Problem description ::
Copy out the lines that include the word "ابوالکلام".
-- start Task input --
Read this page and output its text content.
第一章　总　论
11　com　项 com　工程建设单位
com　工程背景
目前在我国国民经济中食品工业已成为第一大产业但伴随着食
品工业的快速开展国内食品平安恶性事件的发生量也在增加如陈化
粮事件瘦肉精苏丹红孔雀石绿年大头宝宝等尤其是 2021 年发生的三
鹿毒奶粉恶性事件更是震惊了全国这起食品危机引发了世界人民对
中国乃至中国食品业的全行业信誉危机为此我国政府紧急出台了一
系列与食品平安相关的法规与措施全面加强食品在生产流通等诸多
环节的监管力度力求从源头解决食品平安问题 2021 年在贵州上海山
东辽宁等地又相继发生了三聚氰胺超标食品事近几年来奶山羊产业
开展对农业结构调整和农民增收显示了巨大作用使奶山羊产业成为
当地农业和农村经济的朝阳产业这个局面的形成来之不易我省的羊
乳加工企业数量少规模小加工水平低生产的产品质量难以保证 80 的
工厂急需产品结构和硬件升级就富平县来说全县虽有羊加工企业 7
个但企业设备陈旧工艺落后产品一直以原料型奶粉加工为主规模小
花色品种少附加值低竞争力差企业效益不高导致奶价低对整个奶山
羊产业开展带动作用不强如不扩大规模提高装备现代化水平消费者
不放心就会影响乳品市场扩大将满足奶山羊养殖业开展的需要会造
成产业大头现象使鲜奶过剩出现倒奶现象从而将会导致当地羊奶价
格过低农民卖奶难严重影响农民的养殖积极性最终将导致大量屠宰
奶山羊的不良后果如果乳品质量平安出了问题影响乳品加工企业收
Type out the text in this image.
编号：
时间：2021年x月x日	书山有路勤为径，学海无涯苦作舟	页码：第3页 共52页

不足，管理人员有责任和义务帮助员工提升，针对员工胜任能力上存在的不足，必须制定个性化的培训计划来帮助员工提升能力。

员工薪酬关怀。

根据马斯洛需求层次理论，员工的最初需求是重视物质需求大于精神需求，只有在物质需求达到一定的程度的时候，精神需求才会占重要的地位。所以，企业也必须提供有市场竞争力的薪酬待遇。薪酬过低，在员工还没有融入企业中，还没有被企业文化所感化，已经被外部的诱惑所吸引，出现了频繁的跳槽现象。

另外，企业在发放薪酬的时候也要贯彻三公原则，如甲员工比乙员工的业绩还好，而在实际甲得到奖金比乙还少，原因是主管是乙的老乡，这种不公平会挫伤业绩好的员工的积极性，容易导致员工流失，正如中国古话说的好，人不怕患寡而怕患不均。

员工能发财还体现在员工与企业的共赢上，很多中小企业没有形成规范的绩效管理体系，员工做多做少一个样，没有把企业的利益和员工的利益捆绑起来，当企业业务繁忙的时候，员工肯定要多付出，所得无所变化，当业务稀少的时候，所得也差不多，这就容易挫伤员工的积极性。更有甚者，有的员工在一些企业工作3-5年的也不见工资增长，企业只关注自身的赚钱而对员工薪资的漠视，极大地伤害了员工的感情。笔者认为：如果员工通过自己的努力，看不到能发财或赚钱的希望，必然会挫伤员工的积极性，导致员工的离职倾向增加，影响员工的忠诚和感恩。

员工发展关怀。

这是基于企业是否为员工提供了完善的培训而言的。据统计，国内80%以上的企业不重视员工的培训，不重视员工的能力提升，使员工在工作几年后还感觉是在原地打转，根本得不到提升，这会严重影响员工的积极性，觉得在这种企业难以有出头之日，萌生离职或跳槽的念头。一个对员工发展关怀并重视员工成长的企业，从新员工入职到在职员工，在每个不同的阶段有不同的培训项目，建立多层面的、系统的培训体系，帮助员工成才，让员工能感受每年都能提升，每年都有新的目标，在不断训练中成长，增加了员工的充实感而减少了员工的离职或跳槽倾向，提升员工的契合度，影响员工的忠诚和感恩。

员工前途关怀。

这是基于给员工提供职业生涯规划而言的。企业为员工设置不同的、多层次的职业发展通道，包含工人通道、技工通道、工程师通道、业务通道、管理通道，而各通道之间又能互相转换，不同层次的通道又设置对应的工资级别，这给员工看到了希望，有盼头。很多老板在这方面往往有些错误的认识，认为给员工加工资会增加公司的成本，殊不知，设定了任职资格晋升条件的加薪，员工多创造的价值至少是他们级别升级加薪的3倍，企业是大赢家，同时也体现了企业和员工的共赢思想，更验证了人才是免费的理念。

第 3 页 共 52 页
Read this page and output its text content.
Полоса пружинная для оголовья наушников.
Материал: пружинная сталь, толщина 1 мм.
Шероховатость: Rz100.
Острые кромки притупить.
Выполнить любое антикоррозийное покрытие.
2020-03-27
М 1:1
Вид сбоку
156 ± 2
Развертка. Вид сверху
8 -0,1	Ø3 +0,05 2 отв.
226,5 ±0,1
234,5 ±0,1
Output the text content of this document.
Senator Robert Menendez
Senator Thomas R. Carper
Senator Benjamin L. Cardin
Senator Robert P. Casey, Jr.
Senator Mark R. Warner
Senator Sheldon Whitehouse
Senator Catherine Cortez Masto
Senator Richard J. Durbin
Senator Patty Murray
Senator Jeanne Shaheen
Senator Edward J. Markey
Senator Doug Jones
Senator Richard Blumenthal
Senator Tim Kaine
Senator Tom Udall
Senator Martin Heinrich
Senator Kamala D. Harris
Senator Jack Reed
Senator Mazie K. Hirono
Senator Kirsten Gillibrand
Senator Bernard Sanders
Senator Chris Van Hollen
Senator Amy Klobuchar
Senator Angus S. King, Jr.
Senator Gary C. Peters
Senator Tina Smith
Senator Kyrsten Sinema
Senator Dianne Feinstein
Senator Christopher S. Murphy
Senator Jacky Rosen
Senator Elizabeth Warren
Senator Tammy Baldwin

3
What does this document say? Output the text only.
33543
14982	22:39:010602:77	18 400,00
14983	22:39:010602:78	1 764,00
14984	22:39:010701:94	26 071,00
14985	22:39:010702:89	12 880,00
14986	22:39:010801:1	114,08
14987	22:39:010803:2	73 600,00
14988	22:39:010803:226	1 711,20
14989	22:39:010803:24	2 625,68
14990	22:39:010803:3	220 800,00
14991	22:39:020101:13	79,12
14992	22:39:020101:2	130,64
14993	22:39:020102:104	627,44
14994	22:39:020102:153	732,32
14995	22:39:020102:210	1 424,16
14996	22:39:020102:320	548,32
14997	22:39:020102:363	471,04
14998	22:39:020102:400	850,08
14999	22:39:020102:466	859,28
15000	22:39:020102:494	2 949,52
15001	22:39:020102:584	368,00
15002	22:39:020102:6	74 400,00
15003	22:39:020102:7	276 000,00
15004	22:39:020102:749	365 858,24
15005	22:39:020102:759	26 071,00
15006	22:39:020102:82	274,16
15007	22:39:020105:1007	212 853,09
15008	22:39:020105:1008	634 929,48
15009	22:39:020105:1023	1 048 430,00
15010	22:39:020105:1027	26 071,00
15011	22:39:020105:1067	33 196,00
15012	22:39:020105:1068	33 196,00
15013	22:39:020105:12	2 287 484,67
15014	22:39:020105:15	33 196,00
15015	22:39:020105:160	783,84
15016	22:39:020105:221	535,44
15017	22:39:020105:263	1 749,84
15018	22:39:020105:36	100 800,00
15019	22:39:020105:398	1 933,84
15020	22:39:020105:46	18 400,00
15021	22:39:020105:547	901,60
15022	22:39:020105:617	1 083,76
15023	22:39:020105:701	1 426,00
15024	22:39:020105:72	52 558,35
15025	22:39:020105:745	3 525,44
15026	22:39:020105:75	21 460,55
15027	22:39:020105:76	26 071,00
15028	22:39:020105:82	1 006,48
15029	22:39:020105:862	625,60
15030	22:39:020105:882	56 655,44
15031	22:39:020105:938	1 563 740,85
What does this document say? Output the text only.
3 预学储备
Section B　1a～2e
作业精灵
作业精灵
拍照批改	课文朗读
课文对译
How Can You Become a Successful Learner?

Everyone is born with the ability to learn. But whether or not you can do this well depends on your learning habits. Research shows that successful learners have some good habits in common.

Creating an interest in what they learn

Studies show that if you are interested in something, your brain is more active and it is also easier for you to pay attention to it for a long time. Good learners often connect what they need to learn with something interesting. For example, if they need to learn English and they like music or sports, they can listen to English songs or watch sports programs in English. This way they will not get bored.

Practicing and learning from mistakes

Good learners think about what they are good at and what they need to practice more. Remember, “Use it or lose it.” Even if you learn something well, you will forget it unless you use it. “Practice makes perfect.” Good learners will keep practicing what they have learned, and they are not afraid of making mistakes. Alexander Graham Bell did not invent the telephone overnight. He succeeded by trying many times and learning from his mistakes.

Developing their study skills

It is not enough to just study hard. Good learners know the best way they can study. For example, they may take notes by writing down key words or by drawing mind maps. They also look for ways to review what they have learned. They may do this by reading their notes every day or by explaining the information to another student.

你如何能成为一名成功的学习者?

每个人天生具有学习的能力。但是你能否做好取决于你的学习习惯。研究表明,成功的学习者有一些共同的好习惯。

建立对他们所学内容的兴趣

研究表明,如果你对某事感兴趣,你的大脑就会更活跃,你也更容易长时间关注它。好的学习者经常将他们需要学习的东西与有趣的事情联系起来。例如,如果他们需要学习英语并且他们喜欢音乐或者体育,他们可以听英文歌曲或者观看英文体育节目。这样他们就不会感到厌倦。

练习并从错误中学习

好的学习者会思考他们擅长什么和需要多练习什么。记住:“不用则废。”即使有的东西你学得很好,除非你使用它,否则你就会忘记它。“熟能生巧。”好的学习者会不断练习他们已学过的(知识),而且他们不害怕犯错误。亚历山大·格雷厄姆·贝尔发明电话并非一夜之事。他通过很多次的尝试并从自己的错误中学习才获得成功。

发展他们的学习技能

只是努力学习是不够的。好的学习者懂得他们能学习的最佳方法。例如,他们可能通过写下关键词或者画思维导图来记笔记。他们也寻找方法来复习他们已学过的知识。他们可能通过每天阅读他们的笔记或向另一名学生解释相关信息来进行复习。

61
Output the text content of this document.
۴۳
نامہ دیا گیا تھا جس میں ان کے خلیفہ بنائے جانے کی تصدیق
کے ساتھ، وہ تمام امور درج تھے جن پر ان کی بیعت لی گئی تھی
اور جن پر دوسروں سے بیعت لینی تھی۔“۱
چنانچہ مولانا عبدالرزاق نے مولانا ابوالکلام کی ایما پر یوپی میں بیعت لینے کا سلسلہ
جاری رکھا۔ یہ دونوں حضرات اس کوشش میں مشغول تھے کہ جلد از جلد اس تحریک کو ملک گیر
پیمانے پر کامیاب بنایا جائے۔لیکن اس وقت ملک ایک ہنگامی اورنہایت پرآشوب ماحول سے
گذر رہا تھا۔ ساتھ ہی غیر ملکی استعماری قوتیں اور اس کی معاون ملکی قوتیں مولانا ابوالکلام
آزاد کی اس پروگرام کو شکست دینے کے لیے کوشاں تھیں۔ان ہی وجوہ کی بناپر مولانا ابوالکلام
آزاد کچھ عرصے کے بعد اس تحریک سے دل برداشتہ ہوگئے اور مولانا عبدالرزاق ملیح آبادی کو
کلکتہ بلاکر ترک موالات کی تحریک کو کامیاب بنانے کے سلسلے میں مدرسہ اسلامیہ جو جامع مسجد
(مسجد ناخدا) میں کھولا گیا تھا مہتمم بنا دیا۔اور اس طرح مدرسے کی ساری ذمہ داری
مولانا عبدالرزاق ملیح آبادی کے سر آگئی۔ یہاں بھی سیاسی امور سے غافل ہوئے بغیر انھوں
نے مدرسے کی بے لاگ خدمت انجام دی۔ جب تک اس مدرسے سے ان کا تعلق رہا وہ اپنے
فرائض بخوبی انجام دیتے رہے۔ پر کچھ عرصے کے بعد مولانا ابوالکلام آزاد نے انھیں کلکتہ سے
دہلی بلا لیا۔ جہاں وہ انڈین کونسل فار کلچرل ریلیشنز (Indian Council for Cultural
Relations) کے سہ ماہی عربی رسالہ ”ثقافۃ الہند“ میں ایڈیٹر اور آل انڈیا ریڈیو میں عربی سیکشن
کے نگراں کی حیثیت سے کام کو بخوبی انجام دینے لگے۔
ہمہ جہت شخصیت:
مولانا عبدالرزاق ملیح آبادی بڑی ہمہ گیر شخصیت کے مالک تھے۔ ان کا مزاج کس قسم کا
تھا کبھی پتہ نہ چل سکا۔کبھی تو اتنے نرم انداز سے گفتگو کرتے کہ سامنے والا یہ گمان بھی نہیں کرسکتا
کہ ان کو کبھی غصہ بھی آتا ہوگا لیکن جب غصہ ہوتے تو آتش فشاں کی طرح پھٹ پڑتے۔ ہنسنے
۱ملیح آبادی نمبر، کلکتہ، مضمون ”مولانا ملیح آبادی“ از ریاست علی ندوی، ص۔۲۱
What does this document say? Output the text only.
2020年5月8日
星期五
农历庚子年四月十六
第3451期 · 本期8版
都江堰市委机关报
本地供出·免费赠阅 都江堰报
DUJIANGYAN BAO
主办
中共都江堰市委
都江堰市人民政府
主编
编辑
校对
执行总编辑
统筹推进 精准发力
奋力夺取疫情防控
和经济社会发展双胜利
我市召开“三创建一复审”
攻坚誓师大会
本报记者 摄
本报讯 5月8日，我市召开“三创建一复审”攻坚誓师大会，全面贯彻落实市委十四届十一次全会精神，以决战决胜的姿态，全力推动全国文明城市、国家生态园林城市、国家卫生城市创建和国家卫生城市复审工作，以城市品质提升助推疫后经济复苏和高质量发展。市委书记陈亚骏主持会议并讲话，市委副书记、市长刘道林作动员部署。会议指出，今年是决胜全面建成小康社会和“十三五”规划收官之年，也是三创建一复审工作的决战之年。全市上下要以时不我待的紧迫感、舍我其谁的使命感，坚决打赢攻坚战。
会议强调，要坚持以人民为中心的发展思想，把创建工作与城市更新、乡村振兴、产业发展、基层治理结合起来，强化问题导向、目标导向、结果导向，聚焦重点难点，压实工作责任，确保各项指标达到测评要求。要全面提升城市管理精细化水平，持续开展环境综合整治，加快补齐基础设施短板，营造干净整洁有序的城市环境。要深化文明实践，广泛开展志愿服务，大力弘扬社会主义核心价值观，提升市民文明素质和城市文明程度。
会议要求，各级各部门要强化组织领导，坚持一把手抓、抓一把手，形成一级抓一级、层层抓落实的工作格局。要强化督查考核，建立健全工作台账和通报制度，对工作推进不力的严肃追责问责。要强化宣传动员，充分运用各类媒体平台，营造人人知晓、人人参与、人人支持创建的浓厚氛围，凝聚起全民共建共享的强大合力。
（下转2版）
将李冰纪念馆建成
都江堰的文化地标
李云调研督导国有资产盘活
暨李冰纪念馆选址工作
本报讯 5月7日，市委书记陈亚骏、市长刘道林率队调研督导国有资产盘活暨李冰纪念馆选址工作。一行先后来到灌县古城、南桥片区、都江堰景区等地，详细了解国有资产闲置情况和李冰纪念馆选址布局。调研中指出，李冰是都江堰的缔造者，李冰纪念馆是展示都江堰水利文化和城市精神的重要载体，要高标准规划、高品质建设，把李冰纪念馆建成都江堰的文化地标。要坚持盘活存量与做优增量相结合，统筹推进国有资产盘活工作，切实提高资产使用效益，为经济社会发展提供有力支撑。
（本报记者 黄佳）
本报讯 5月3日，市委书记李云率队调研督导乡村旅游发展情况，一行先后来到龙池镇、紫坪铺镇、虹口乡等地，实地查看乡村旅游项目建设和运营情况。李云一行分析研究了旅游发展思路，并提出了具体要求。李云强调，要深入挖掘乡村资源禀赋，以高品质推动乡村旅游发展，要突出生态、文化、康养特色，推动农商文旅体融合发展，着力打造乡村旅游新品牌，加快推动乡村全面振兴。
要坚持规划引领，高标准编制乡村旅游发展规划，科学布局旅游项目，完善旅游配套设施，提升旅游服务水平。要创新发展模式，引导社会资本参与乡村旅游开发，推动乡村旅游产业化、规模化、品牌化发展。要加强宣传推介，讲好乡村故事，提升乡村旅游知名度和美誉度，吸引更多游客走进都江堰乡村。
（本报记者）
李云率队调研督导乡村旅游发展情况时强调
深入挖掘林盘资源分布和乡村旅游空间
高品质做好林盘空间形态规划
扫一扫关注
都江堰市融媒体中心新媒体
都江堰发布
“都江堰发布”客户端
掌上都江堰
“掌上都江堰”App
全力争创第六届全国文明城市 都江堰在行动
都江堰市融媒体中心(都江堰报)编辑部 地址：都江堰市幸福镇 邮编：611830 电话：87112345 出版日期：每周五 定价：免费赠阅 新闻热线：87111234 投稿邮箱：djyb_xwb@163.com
-- end Task input --
Exercise result ::
چنانچہ مولانا عبدالرزاق نے مولانا ابوالکلام کی ایما پر یوپی میں بیعت لینے کا سلسلہ
گذر رہا تھا۔ ساتھ ہی غیر ملکی استعماری قوتیں اور اس کی معاون ملکی قوتیں مولانا ابوالکلام
آزاد کی اس پروگرام کو شکست دینے کے لیے کوشاں تھیں۔ان ہی وجوہ کی بناپر مولانا ابوالکلام
فرائض بخوبی انجام دیتے رہے۔ پر کچھ عرصے کے بعد مولانا ابوالکلام آزاد نے انھیں کلکتہ سے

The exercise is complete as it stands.